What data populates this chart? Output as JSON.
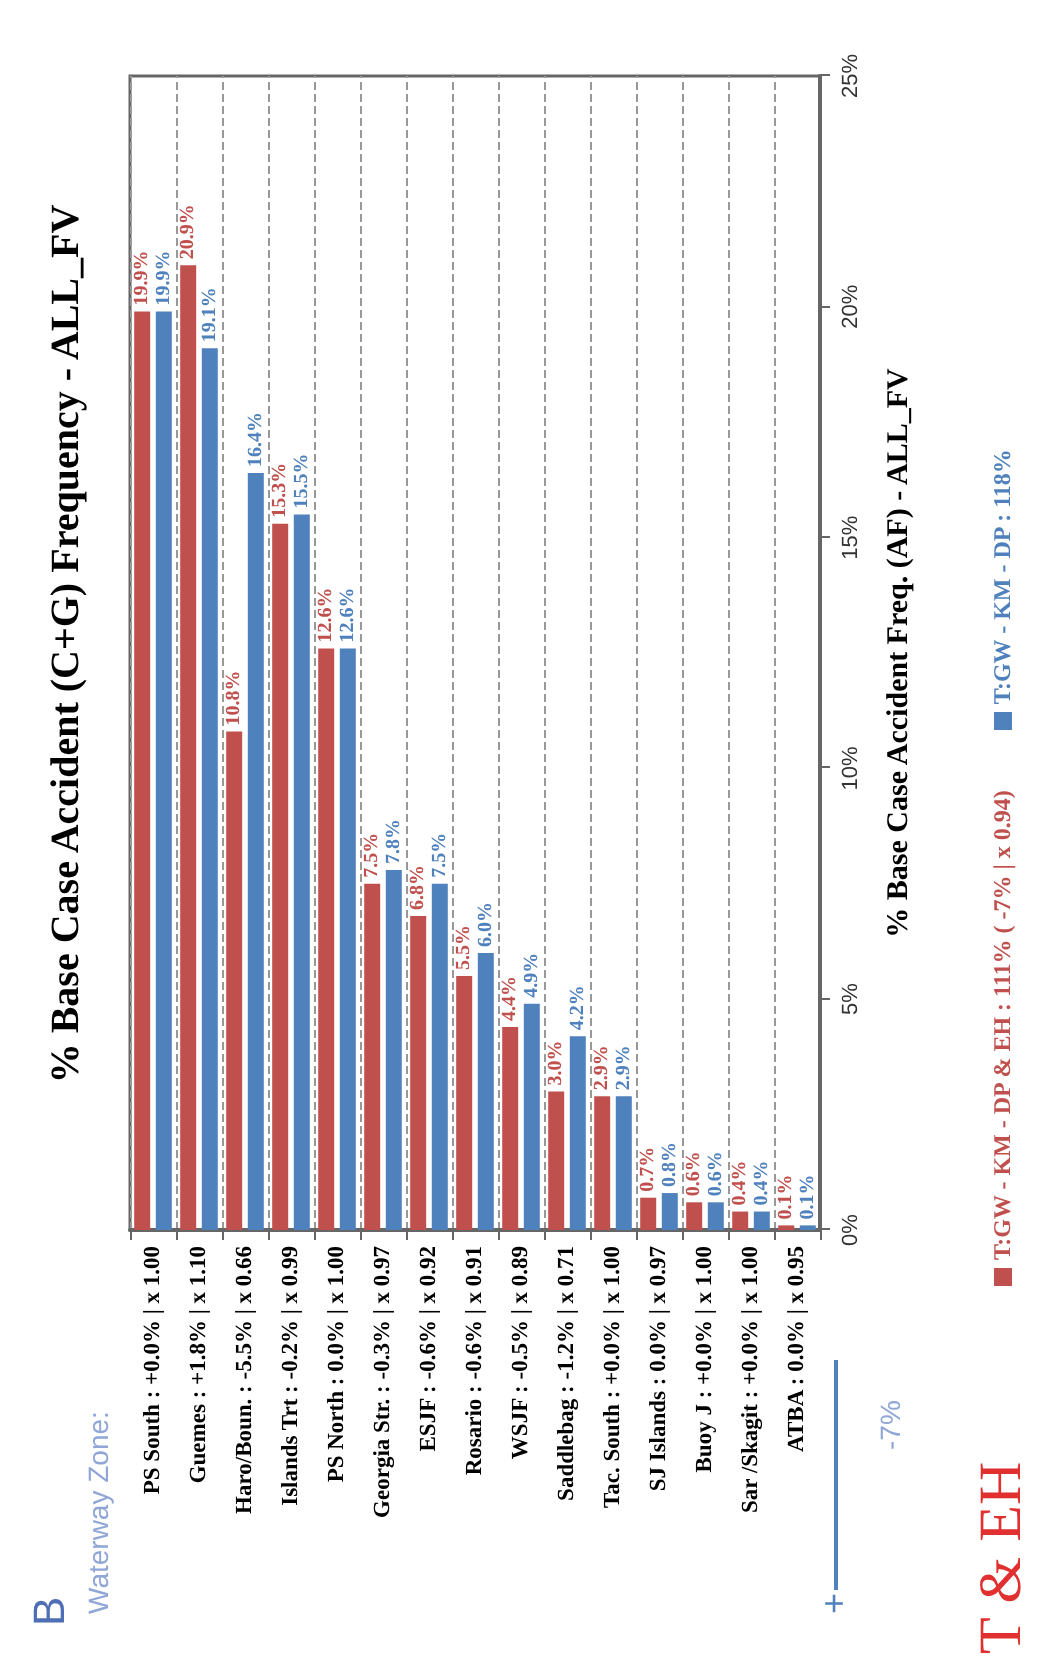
{
  "chart_data": {
    "type": "bar",
    "title": "% Base Case Accident (C+G) Frequency - ALL_FV",
    "ylabel": "% Base Case Accident Freq. (AF) - ALL_FV",
    "categories": [
      "PS South : +0.0% | x 1.00",
      "Guemes : +1.8% | x 1.10",
      "Haro/Boun. : -5.5% | x 0.66",
      "Islands Trt : -0.2% | x 0.99",
      "PS North : 0.0% | x 1.00",
      "Georgia Str. : -0.3% | x 0.97",
      "ESJF : -0.6% | x 0.92",
      "Rosario : -0.6% | x 0.91",
      "WSJF : -0.5% | x 0.89",
      "Saddlebag : -1.2% | x 0.71",
      "Tac. South : +0.0% | x 1.00",
      "SJ Islands : 0.0% | x 0.97",
      "Buoy J : +0.0% | x 1.00",
      "Sar /Skagit : +0.0% | x 1.00",
      "ATBA : 0.0% | x 0.95"
    ],
    "series": [
      {
        "name": "T:GW - KM - DP & EH : 111% ( -7% | x 0.94)",
        "color": "#c0504d",
        "values": [
          19.9,
          20.9,
          10.8,
          15.3,
          12.6,
          7.5,
          6.8,
          5.5,
          4.4,
          3.0,
          2.9,
          0.7,
          0.6,
          0.4,
          0.1
        ],
        "value_labels": [
          "19.9%",
          "20.9%",
          "10.8%",
          "15.3%",
          "12.6%",
          "7.5%",
          "6.8%",
          "5.5%",
          "4.4%",
          "3.0%",
          "2.9%",
          "0.7%",
          "0.6%",
          "0.4%",
          "0.1%"
        ]
      },
      {
        "name": "T:GW - KM - DP : 118%",
        "color": "#4f81bd",
        "values": [
          19.9,
          19.1,
          16.4,
          15.5,
          12.6,
          7.8,
          7.5,
          6.0,
          4.9,
          4.2,
          2.9,
          0.8,
          0.6,
          0.4,
          0.1
        ],
        "value_labels": [
          "19.9%",
          "19.1%",
          "16.4%",
          "15.5%",
          "12.6%",
          "7.8%",
          "7.5%",
          "6.0%",
          "4.9%",
          "4.2%",
          "2.9%",
          "0.8%",
          "0.6%",
          "0.4%",
          "0.1%"
        ]
      }
    ],
    "ylim": [
      0,
      25
    ],
    "yticks": [
      {
        "value": 0,
        "label": "0%"
      },
      {
        "value": 5,
        "label": "5%"
      },
      {
        "value": 10,
        "label": "10%"
      },
      {
        "value": 15,
        "label": "15%"
      },
      {
        "value": 20,
        "label": "20%"
      },
      {
        "value": 25,
        "label": "25%"
      }
    ],
    "grid": "x",
    "legend": "bottom",
    "annotations": [
      "B",
      "Waterway Zone:",
      "+",
      "-7%",
      "T & EH"
    ]
  }
}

### STATED GOAL
The records above are to be restated exactly, without their pictures.

### RESULT
What data populates this chart? Output as JSON.
{
  "chart_data": {
    "type": "bar",
    "title": "% Base Case Accident (C+G) Frequency - ALL_FV",
    "ylabel": "% Base Case Accident Freq. (AF) - ALL_FV",
    "categories": [
      "PS South : +0.0% | x 1.00",
      "Guemes : +1.8% | x 1.10",
      "Haro/Boun. : -5.5% | x 0.66",
      "Islands Trt : -0.2% | x 0.99",
      "PS North : 0.0% | x 1.00",
      "Georgia Str. : -0.3% | x 0.97",
      "ESJF : -0.6% | x 0.92",
      "Rosario : -0.6% | x 0.91",
      "WSJF : -0.5% | x 0.89",
      "Saddlebag : -1.2% | x 0.71",
      "Tac. South : +0.0% | x 1.00",
      "SJ Islands : 0.0% | x 0.97",
      "Buoy J : +0.0% | x 1.00",
      "Sar /Skagit : +0.0% | x 1.00",
      "ATBA : 0.0% | x 0.95"
    ],
    "series": [
      {
        "name": "T:GW - KM - DP & EH : 111% ( -7% | x 0.94)",
        "color": "#c0504d",
        "values": [
          19.9,
          20.9,
          10.8,
          15.3,
          12.6,
          7.5,
          6.8,
          5.5,
          4.4,
          3.0,
          2.9,
          0.7,
          0.6,
          0.4,
          0.1
        ],
        "value_labels": [
          "19.9%",
          "20.9%",
          "10.8%",
          "15.3%",
          "12.6%",
          "7.5%",
          "6.8%",
          "5.5%",
          "4.4%",
          "3.0%",
          "2.9%",
          "0.7%",
          "0.6%",
          "0.4%",
          "0.1%"
        ]
      },
      {
        "name": "T:GW - KM - DP : 118%",
        "color": "#4f81bd",
        "values": [
          19.9,
          19.1,
          16.4,
          15.5,
          12.6,
          7.8,
          7.5,
          6.0,
          4.9,
          4.2,
          2.9,
          0.8,
          0.6,
          0.4,
          0.1
        ],
        "value_labels": [
          "19.9%",
          "19.1%",
          "16.4%",
          "15.5%",
          "12.6%",
          "7.8%",
          "7.5%",
          "6.0%",
          "4.9%",
          "4.2%",
          "2.9%",
          "0.8%",
          "0.6%",
          "0.4%",
          "0.1%"
        ]
      }
    ],
    "ylim": [
      0,
      25
    ],
    "yticks": [
      {
        "value": 0,
        "label": "0%"
      },
      {
        "value": 5,
        "label": "5%"
      },
      {
        "value": 10,
        "label": "10%"
      },
      {
        "value": 15,
        "label": "15%"
      },
      {
        "value": 20,
        "label": "20%"
      },
      {
        "value": 25,
        "label": "25%"
      }
    ],
    "grid": "x",
    "legend": "bottom",
    "annotations": [
      "B",
      "Waterway Zone:",
      "+",
      "-7%",
      "T & EH"
    ]
  }
}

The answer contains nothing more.